* EXERCISE TASK: Go through the listing and copy each line with the string "trình".
═════ SUPPLIED RECORDS ═════
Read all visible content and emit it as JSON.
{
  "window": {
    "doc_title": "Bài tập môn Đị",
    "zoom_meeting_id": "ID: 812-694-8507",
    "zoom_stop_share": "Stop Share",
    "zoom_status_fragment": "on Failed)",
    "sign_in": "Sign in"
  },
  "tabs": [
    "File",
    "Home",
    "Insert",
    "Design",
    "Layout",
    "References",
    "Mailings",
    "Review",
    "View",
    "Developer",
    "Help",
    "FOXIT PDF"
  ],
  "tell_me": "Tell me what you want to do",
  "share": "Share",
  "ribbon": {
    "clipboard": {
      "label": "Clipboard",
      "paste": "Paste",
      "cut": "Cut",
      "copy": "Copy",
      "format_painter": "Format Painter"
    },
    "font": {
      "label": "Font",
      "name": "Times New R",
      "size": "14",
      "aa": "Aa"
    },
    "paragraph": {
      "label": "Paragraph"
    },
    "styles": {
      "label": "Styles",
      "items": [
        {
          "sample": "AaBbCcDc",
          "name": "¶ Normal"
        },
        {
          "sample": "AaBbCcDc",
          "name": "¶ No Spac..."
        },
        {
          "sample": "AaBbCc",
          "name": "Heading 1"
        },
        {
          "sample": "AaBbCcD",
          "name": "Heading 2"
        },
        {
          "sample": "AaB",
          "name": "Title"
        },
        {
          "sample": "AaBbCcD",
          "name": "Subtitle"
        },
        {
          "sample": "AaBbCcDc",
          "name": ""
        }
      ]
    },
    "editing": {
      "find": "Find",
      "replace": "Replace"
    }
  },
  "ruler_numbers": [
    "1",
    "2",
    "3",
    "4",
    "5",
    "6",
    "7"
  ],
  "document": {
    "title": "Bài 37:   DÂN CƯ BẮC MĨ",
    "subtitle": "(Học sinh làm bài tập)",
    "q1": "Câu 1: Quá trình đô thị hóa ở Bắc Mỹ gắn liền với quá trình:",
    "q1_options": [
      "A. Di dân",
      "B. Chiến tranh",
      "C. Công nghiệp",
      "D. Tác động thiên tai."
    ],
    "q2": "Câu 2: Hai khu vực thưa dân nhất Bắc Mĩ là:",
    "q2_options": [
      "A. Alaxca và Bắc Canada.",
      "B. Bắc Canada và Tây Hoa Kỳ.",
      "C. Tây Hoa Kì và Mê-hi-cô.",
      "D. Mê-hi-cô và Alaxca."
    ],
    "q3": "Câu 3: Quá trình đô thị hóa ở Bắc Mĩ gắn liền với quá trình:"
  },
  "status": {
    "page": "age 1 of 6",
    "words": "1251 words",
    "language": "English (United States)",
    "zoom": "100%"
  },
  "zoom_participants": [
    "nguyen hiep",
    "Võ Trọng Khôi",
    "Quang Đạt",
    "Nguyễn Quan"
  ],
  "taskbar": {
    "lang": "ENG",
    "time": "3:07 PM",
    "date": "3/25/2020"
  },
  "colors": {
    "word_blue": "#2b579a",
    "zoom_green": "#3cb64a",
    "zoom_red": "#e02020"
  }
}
═════
* FULL RESPONSE:
    "q1": "Câu 1: Quá trình đô thị hóa ở Bắc Mỹ gắn liền với quá trình:",
    "q3": "Câu 3: Quá trình đô thị hóa ở Bắc Mĩ gắn liền với quá trình:"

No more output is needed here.